▶ _YOUR OBJECTIVE_
Pull out every line with the word "leave" from the entries below.
--- BEGIN MATERIALS PROVIDED ---
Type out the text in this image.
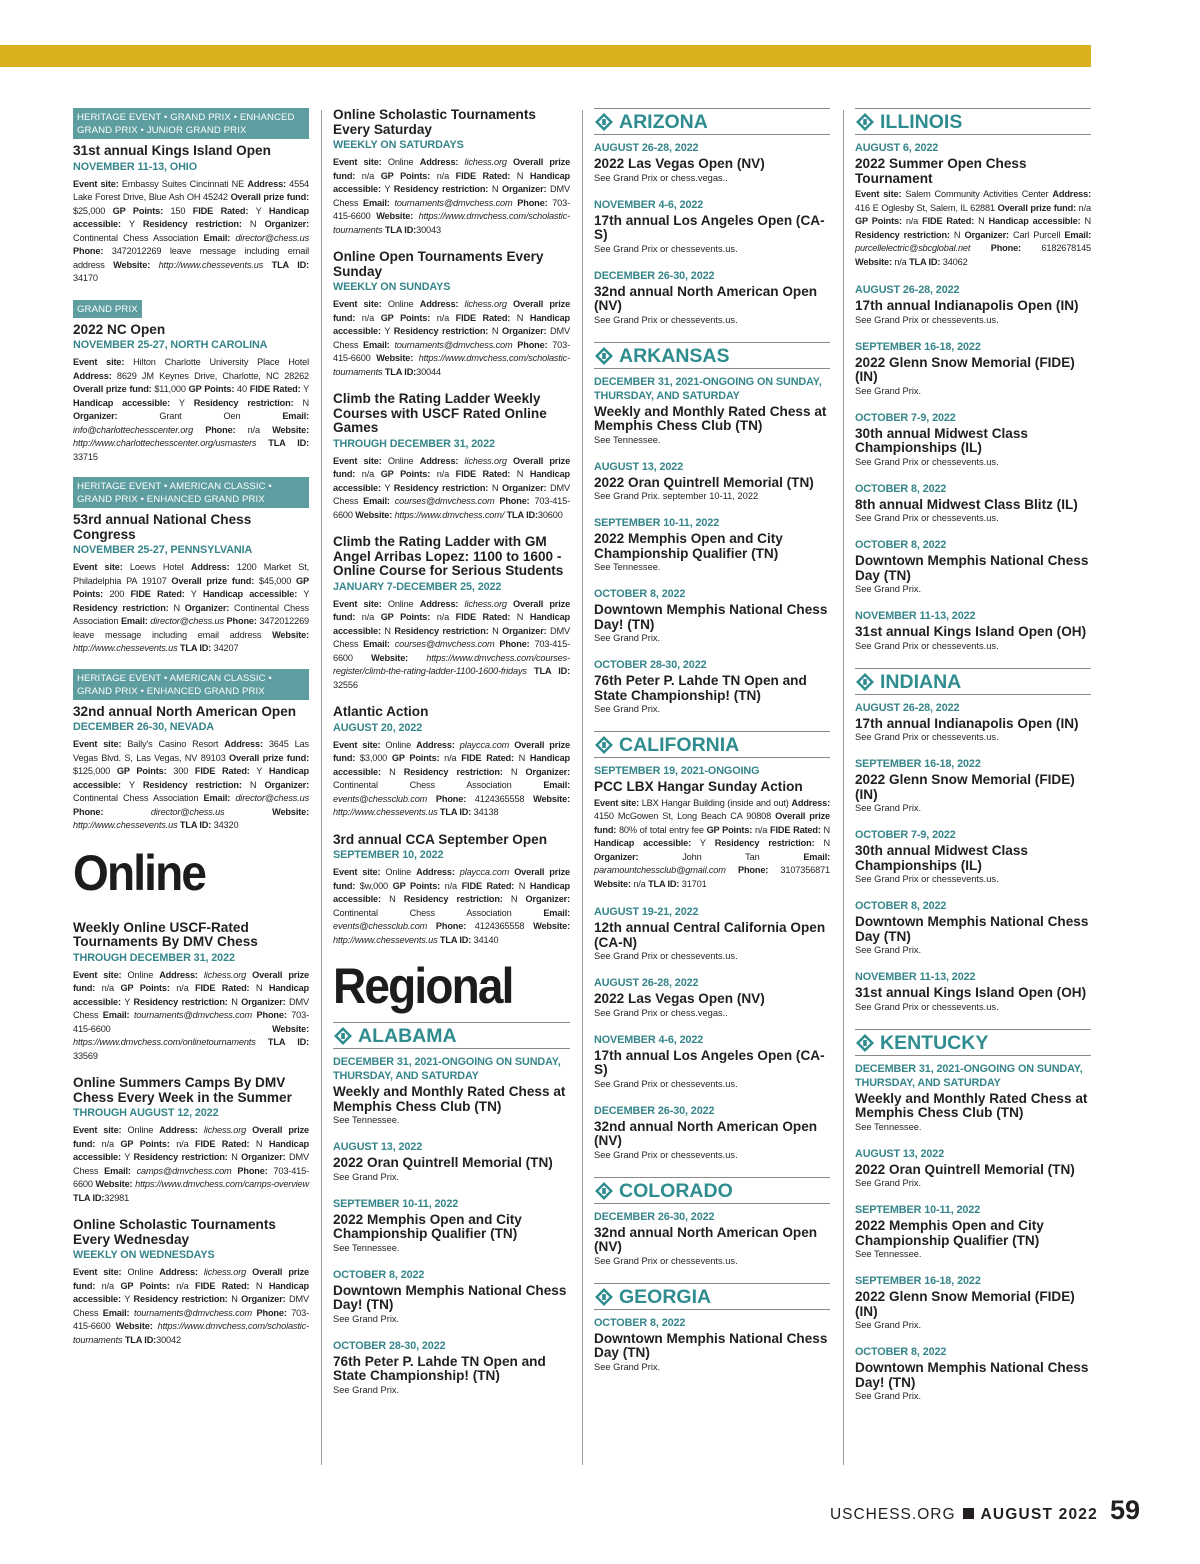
HERITAGE EVENT • GRAND PRIX • ENHANCED GRAND PRIX • JUNIOR GRAND PRIX
31st annual Kings Island Open
NOVEMBER 11-13, OHIO
Event site: Embassy Suites Cincinnati NE Address: 4554 Lake Forest Drive, Blue Ash OH 45242 Overall prize fund: $25,000 GP Points: 150 FIDE Rated: Y Handicap accessible: Y Residency restriction: N Organizer: Continental Chess Association Email: director@chess.us Phone: 3472012269 leave message including email address Website: http://www.chessevents.us TLA ID: 34170
GRAND PRIX
2022 NC Open
NOVEMBER 25-27, NORTH CAROLINA
Event site: Hilton Charlotte University Place Hotel Address: 8629 JM Keynes Drive, Charlotte, NC 28262 Overall prize fund: $11,000 GP Points: 40 FIDE Rated: Y Handicap accessible: Y Residency restriction: N Organizer: Grant Oen Email: info@charlottechesscenter.org Phone: n/a Website: http://www.charlottechesscenter.org/usmasters TLA ID: 33715
HERITAGE EVENT • AMERICAN CLASSIC • GRAND PRIX • ENHANCED GRAND PRIX
53rd annual National Chess Congress
NOVEMBER 25-27, PENNSYLVANIA
Event site: Loews Hotel Address: 1200 Market St, Philadelphia PA 19107 Overall prize fund: $45,000 GP Points: 200 FIDE Rated: Y Handicap accessible: Y Residency restriction: N Organizer: Continental Chess Association Email: director@chess.us Phone: 3472012269 leave message including email address Website: http://www.chessevents.us TLA ID: 34207
HERITAGE EVENT • AMERICAN CLASSIC • GRAND PRIX • ENHANCED GRAND PRIX
32nd annual North American Open
DECEMBER 26-30, NEVADA
Event site: Bally's Casino Resort Address: 3645 Las Vegas Blvd. S, Las Vegas, NV 89103 Overall prize fund: $125,000 GP Points: 300 FIDE Rated: Y Handicap accessible: Y Residency restriction: N Organizer: Continental Chess Association Email: director@chess.us Phone:	director@chess.us	Website: http://www.chessevents.us TLA ID: 34320
Online
Weekly Online USCF-Rated Tournaments By DMV Chess
THROUGH DECEMBER 31, 2022
Event site: Online Address: lichess.org Overall prize fund: n/a GP Points: n/a FIDE Rated: N Handicap accessible: Y Residency restriction: N Organizer: DMV Chess Email: tournaments@dmvchess.com Phone: 703-415-6600 Website: https://www.dmvchess.com/onlinetournaments TLA ID: 33569
Online Summers Camps By DMV Chess Every Week in the Summer
THROUGH AUGUST 12, 2022
Event site: Online Address: lichess.org Overall prize fund: n/a GP Points: n/a FIDE Rated: N Handicap accessible: Y Residency restriction: N Organizer: DMV Chess Email: camps@dmvchess.com Phone: 703-415-6600 Website: https://www.dmvchess.com/camps-overview TLA ID:32981
Online Scholastic Tournaments Every Wednesday
WEEKLY ON WEDNESDAYS
Event site: Online Address: lichess.org Overall prize fund: n/a GP Points: n/a FIDE Rated: N Handicap accessible: Y Residency restriction: N Organizer: DMV Chess Email: tournaments@dmvchess.com Phone: 703-415-6600 Website: https://www.dmvchess.com/scholastic-tournaments TLA ID:30042
Online Scholastic Tournaments Every Saturday
WEEKLY ON SATURDAYS
Event site: Online Address: lichess.org Overall prize fund: n/a GP Points: n/a FIDE Rated: N Handicap accessible: Y Residency restriction: N Organizer: DMV Chess Email: tournaments@dmvchess.com Phone: 703-415-6600 Website: https://www.dmvchess.com/scholastic-tournaments TLA ID:30043
Online Open Tournaments Every Sunday
WEEKLY ON SUNDAYS
Event site: Online Address: lichess.org Overall prize fund: n/a GP Points: n/a FIDE Rated: N Handicap accessible: Y Residency restriction: N Organizer: DMV Chess Email: tournaments@dmvchess.com Phone: 703-415-6600 Website: https://www.dmvchess.com/scholastic-tournaments TLA ID:30044
Climb the Rating Ladder Weekly Courses with USCF Rated Online Games
THROUGH DECEMBER 31, 2022
Event site: Online Address: lichess.org Overall prize fund: n/a GP Points: n/a FIDE Rated: N Handicap accessible: Y Residency restriction: N Organizer: DMV Chess Email: courses@dmvchess.com Phone: 703-415-6600 Website: https://www.dmvchess.com/ TLA ID:30600
Climb the Rating Ladder with GM Angel Arribas Lopez: 1100 to 1600 - Online Course for Serious Students
JANUARY 7-DECEMBER 25, 2022
Event site: Online Address: lichess.org Overall prize fund: n/a GP Points: n/a FIDE Rated: N Handicap accessible: N Residency restriction: N Organizer: DMV Chess Email: courses@dmvchess.com Phone: 703-415-6600 Website: https://www.dmvchess.com/courses-register/climb-the-rating-ladder-1100-1600-fridays TLA ID: 32556
Atlantic Action
AUGUST 20, 2022
Event site: Online Address: playcca.com Overall prize fund: $3,000 GP Points: n/a FIDE Rated: N Handicap accessible: N Residency restriction: N Organizer: Continental Chess Association Email: events@chessclub.com Phone: 4124365558 Website: http://www.chessevents.us TLA ID: 34138
3rd annual CCA September Open
SEPTEMBER 10, 2022
Event site: Online Address: playcca.com Overall prize fund: $w,000 GP Points: n/a FIDE Rated: N Handicap accessible: N Residency restriction: N Organizer: Continental Chess Association Email: events@chessclub.com Phone: 4124365558 Website: http://www.chessevents.us TLA ID: 34140
Regional
ALABAMA
DECEMBER 31, 2021-ONGOING ON SUNDAY, THURSDAY, AND SATURDAY
Weekly and Monthly Rated Chess at Memphis Chess Club (TN)
See Tennessee.
AUGUST 13, 2022
2022 Oran Quintrell Memorial (TN)
See Grand Prix.
SEPTEMBER 10-11, 2022
2022 Memphis Open and City Championship Qualifier (TN)
See Tennessee.
OCTOBER 8, 2022
Downtown Memphis National Chess Day! (TN)
See Grand Prix.
OCTOBER 28-30, 2022
76th Peter P. Lahde TN Open and State Championship! (TN)
See Grand Prix.
ARIZONA
AUGUST 26-28, 2022
2022 Las Vegas Open (NV)
See Grand Prix or chess.vegas..
NOVEMBER 4-6, 2022
17th annual Los Angeles Open (CA-S)
See Grand Prix or chessevents.us.
DECEMBER 26-30, 2022
32nd annual North American Open (NV)
See Grand Prix or chessevents.us.
ARKANSAS
DECEMBER 31, 2021-ONGOING ON SUNDAY, THURSDAY, AND SATURDAY
Weekly and Monthly Rated Chess at Memphis Chess Club (TN)
See Tennessee.
AUGUST 13, 2022
2022 Oran Quintrell Memorial (TN)
See Grand Prix. september 10-11, 2022
SEPTEMBER 10-11, 2022
2022 Memphis Open and City Championship Qualifier (TN)
See Tennessee.
OCTOBER 8, 2022
Downtown Memphis National Chess Day! (TN)
See Grand Prix.
OCTOBER 28-30, 2022
76th Peter P. Lahde TN Open and State Championship! (TN)
See Grand Prix.
CALIFORNIA
SEPTEMBER 19, 2021-ONGOING
PCC LBX Hangar Sunday Action
Event site: LBX Hangar Building (inside and out) Address: 4150 McGowen St, Long Beach CA 90808 Overall prize fund: 80% of total entry fee GP Points: n/a FIDE Rated: N Handicap accessible: Y Residency restriction: N Organizer: John Tan Email: paramountchessclub@gmail.com Phone: 3107356871 Website: n/a TLA ID: 31701
AUGUST 19-21, 2022
12th annual Central California Open (CA-N)
See Grand Prix or chessevents.us.
AUGUST 26-28, 2022
2022 Las Vegas Open (NV)
See Grand Prix or chess.vegas..
NOVEMBER 4-6, 2022
17th annual Los Angeles Open (CA-S)
See Grand Prix or chessevents.us.
DECEMBER 26-30, 2022
32nd annual North American Open (NV)
See Grand Prix or chessevents.us.
COLORADO
DECEMBER 26-30, 2022
32nd annual North American Open (NV)
See Grand Prix or chessevents.us.
GEORGIA
OCTOBER 8, 2022
Downtown Memphis National Chess Day (TN)
See Grand Prix.
ILLINOIS
AUGUST 6, 2022
2022 Summer Open Chess Tournament
Event site: Salem Community Activities Center Address: 416 E Oglesby St, Salem, IL 62881 Overall prize fund: n/a GP Points: n/a FIDE Rated: N Handicap accessible: N Residency restriction: N Organizer: Carl Purcell Email: purcellelectric@sbcglobal.net Phone: 6182678145 Website: n/a TLA ID: 34062
AUGUST 26-28, 2022
17th annual Indianapolis Open (IN)
See Grand Prix or chessevents.us.
SEPTEMBER 16-18, 2022
2022 Glenn Snow Memorial (FIDE) (IN)
See Grand Prix.
OCTOBER 7-9, 2022
30th annual Midwest Class Championships (IL)
See Grand Prix or chessevents.us.
OCTOBER 8, 2022
8th annual Midwest Class Blitz (IL)
See Grand Prix or chessevents.us.
OCTOBER 8, 2022
Downtown Memphis National Chess Day (TN)
See Grand Prix.
NOVEMBER 11-13, 2022
31st annual Kings Island Open (OH)
See Grand Prix or chessevents.us.
INDIANA
AUGUST 26-28, 2022
17th annual Indianapolis Open (IN)
See Grand Prix or chessevents.us.
SEPTEMBER 16-18, 2022
2022 Glenn Snow Memorial (FIDE) (IN)
See Grand Prix.
OCTOBER 7-9, 2022
30th annual Midwest Class Championships (IL)
See Grand Prix or chessevents.us.
OCTOBER 8, 2022
Downtown Memphis National Chess Day (TN)
See Grand Prix.
NOVEMBER 11-13, 2022
31st annual Kings Island Open (OH)
See Grand Prix or chessevents.us.
KENTUCKY
DECEMBER 31, 2021-ONGOING ON SUNDAY, THURSDAY, AND SATURDAY
Weekly and Monthly Rated Chess at Memphis Chess Club (TN)
See Tennessee.
AUGUST 13, 2022
2022 Oran Quintrell Memorial (TN)
See Grand Prix.
SEPTEMBER 10-11, 2022
2022 Memphis Open and City Championship Qualifier (TN)
See Tennessee.
SEPTEMBER 16-18, 2022
2022 Glenn Snow Memorial (FIDE) (IN)
See Grand Prix.
OCTOBER 8, 2022
Downtown Memphis National Chess Day! (TN)
See Grand Prix.
USCHESS.ORG AUGUST 2022 59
--- END MATERIALS PROVIDED ---
▶ _REPLY TO THE EXERCISE_
Event site: Embassy Suites Cincinnati NE Address: 4554 Lake Forest Drive, Blue Ash OH 45242 Overall prize fund: $25,000 GP Points: 150 FIDE Rated: Y Handicap accessible: Y Residency restriction: N Organizer: Continental Chess Association Email: director@chess.us Phone: 3472012269 leave message including email address Website: http://www.chessevents.us TLA ID: 34170
Event site: Loews Hotel Address: 1200 Market St, Philadelphia PA 19107 Overall prize fund: $45,000 GP Points: 200 FIDE Rated: Y Handicap accessible: Y Residency restriction: N Organizer: Continental Chess Association Email: director@chess.us Phone: 3472012269 leave message including email address Website: http://www.chessevents.us TLA ID: 34207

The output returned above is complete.